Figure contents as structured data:

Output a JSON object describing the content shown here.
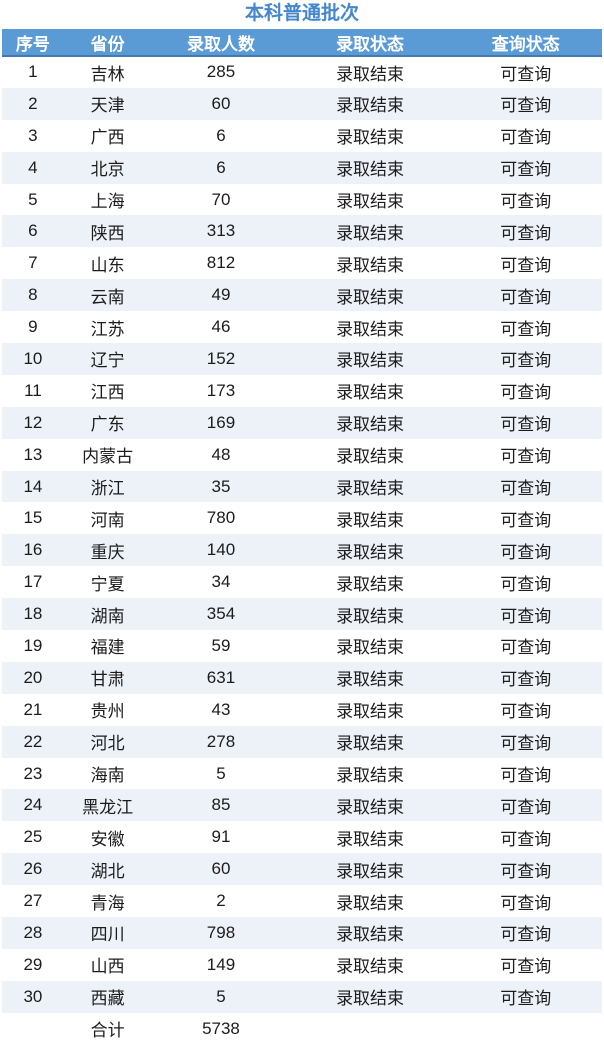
{
  "title": "本科普通批次",
  "colors": {
    "title": "#4587CC",
    "header_bg": "#5B9BD5",
    "header_border": "#4379AE",
    "row_alt_bg": "#EDF1F8"
  },
  "table": {
    "headers": [
      "序号",
      "省份",
      "录取人数",
      "录取状态",
      "查询状态"
    ],
    "rows": [
      {
        "no": "1",
        "province": "吉林",
        "count": "285",
        "status": "录取结束",
        "query": "可查询"
      },
      {
        "no": "2",
        "province": "天津",
        "count": "60",
        "status": "录取结束",
        "query": "可查询"
      },
      {
        "no": "3",
        "province": "广西",
        "count": "6",
        "status": "录取结束",
        "query": "可查询"
      },
      {
        "no": "4",
        "province": "北京",
        "count": "6",
        "status": "录取结束",
        "query": "可查询"
      },
      {
        "no": "5",
        "province": "上海",
        "count": "70",
        "status": "录取结束",
        "query": "可查询"
      },
      {
        "no": "6",
        "province": "陕西",
        "count": "313",
        "status": "录取结束",
        "query": "可查询"
      },
      {
        "no": "7",
        "province": "山东",
        "count": "812",
        "status": "录取结束",
        "query": "可查询"
      },
      {
        "no": "8",
        "province": "云南",
        "count": "49",
        "status": "录取结束",
        "query": "可查询"
      },
      {
        "no": "9",
        "province": "江苏",
        "count": "46",
        "status": "录取结束",
        "query": "可查询"
      },
      {
        "no": "10",
        "province": "辽宁",
        "count": "152",
        "status": "录取结束",
        "query": "可查询"
      },
      {
        "no": "11",
        "province": "江西",
        "count": "173",
        "status": "录取结束",
        "query": "可查询"
      },
      {
        "no": "12",
        "province": "广东",
        "count": "169",
        "status": "录取结束",
        "query": "可查询"
      },
      {
        "no": "13",
        "province": "内蒙古",
        "count": "48",
        "status": "录取结束",
        "query": "可查询"
      },
      {
        "no": "14",
        "province": "浙江",
        "count": "35",
        "status": "录取结束",
        "query": "可查询"
      },
      {
        "no": "15",
        "province": "河南",
        "count": "780",
        "status": "录取结束",
        "query": "可查询"
      },
      {
        "no": "16",
        "province": "重庆",
        "count": "140",
        "status": "录取结束",
        "query": "可查询"
      },
      {
        "no": "17",
        "province": "宁夏",
        "count": "34",
        "status": "录取结束",
        "query": "可查询"
      },
      {
        "no": "18",
        "province": "湖南",
        "count": "354",
        "status": "录取结束",
        "query": "可查询"
      },
      {
        "no": "19",
        "province": "福建",
        "count": "59",
        "status": "录取结束",
        "query": "可查询"
      },
      {
        "no": "20",
        "province": "甘肃",
        "count": "631",
        "status": "录取结束",
        "query": "可查询"
      },
      {
        "no": "21",
        "province": "贵州",
        "count": "43",
        "status": "录取结束",
        "query": "可查询"
      },
      {
        "no": "22",
        "province": "河北",
        "count": "278",
        "status": "录取结束",
        "query": "可查询"
      },
      {
        "no": "23",
        "province": "海南",
        "count": "5",
        "status": "录取结束",
        "query": "可查询"
      },
      {
        "no": "24",
        "province": "黑龙江",
        "count": "85",
        "status": "录取结束",
        "query": "可查询"
      },
      {
        "no": "25",
        "province": "安徽",
        "count": "91",
        "status": "录取结束",
        "query": "可查询"
      },
      {
        "no": "26",
        "province": "湖北",
        "count": "60",
        "status": "录取结束",
        "query": "可查询"
      },
      {
        "no": "27",
        "province": "青海",
        "count": "2",
        "status": "录取结束",
        "query": "可查询"
      },
      {
        "no": "28",
        "province": "四川",
        "count": "798",
        "status": "录取结束",
        "query": "可查询"
      },
      {
        "no": "29",
        "province": "山西",
        "count": "149",
        "status": "录取结束",
        "query": "可查询"
      },
      {
        "no": "30",
        "province": "西藏",
        "count": "5",
        "status": "录取结束",
        "query": "可查询"
      }
    ],
    "total_row": {
      "no": "",
      "province": "合计",
      "count": "5738",
      "status": "",
      "query": ""
    }
  }
}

▶ **EXERCISE**
Quote every line word for word and keep the images out of the copy.

▶ **THE OUTPUT**
Output a JSON object describing the content shown here.
{
  "title": "本科普通批次",
  "colors": {
    "title": "#4587CC",
    "header_bg": "#5B9BD5",
    "header_border": "#4379AE",
    "row_alt_bg": "#EDF1F8"
  },
  "table": {
    "headers": [
      "序号",
      "省份",
      "录取人数",
      "录取状态",
      "查询状态"
    ],
    "rows": [
      {
        "no": "1",
        "province": "吉林",
        "count": "285",
        "status": "录取结束",
        "query": "可查询"
      },
      {
        "no": "2",
        "province": "天津",
        "count": "60",
        "status": "录取结束",
        "query": "可查询"
      },
      {
        "no": "3",
        "province": "广西",
        "count": "6",
        "status": "录取结束",
        "query": "可查询"
      },
      {
        "no": "4",
        "province": "北京",
        "count": "6",
        "status": "录取结束",
        "query": "可查询"
      },
      {
        "no": "5",
        "province": "上海",
        "count": "70",
        "status": "录取结束",
        "query": "可查询"
      },
      {
        "no": "6",
        "province": "陕西",
        "count": "313",
        "status": "录取结束",
        "query": "可查询"
      },
      {
        "no": "7",
        "province": "山东",
        "count": "812",
        "status": "录取结束",
        "query": "可查询"
      },
      {
        "no": "8",
        "province": "云南",
        "count": "49",
        "status": "录取结束",
        "query": "可查询"
      },
      {
        "no": "9",
        "province": "江苏",
        "count": "46",
        "status": "录取结束",
        "query": "可查询"
      },
      {
        "no": "10",
        "province": "辽宁",
        "count": "152",
        "status": "录取结束",
        "query": "可查询"
      },
      {
        "no": "11",
        "province": "江西",
        "count": "173",
        "status": "录取结束",
        "query": "可查询"
      },
      {
        "no": "12",
        "province": "广东",
        "count": "169",
        "status": "录取结束",
        "query": "可查询"
      },
      {
        "no": "13",
        "province": "内蒙古",
        "count": "48",
        "status": "录取结束",
        "query": "可查询"
      },
      {
        "no": "14",
        "province": "浙江",
        "count": "35",
        "status": "录取结束",
        "query": "可查询"
      },
      {
        "no": "15",
        "province": "河南",
        "count": "780",
        "status": "录取结束",
        "query": "可查询"
      },
      {
        "no": "16",
        "province": "重庆",
        "count": "140",
        "status": "录取结束",
        "query": "可查询"
      },
      {
        "no": "17",
        "province": "宁夏",
        "count": "34",
        "status": "录取结束",
        "query": "可查询"
      },
      {
        "no": "18",
        "province": "湖南",
        "count": "354",
        "status": "录取结束",
        "query": "可查询"
      },
      {
        "no": "19",
        "province": "福建",
        "count": "59",
        "status": "录取结束",
        "query": "可查询"
      },
      {
        "no": "20",
        "province": "甘肃",
        "count": "631",
        "status": "录取结束",
        "query": "可查询"
      },
      {
        "no": "21",
        "province": "贵州",
        "count": "43",
        "status": "录取结束",
        "query": "可查询"
      },
      {
        "no": "22",
        "province": "河北",
        "count": "278",
        "status": "录取结束",
        "query": "可查询"
      },
      {
        "no": "23",
        "province": "海南",
        "count": "5",
        "status": "录取结束",
        "query": "可查询"
      },
      {
        "no": "24",
        "province": "黑龙江",
        "count": "85",
        "status": "录取结束",
        "query": "可查询"
      },
      {
        "no": "25",
        "province": "安徽",
        "count": "91",
        "status": "录取结束",
        "query": "可查询"
      },
      {
        "no": "26",
        "province": "湖北",
        "count": "60",
        "status": "录取结束",
        "query": "可查询"
      },
      {
        "no": "27",
        "province": "青海",
        "count": "2",
        "status": "录取结束",
        "query": "可查询"
      },
      {
        "no": "28",
        "province": "四川",
        "count": "798",
        "status": "录取结束",
        "query": "可查询"
      },
      {
        "no": "29",
        "province": "山西",
        "count": "149",
        "status": "录取结束",
        "query": "可查询"
      },
      {
        "no": "30",
        "province": "西藏",
        "count": "5",
        "status": "录取结束",
        "query": "可查询"
      }
    ],
    "total_row": {
      "no": "",
      "province": "合计",
      "count": "5738",
      "status": "",
      "query": ""
    }
  }
}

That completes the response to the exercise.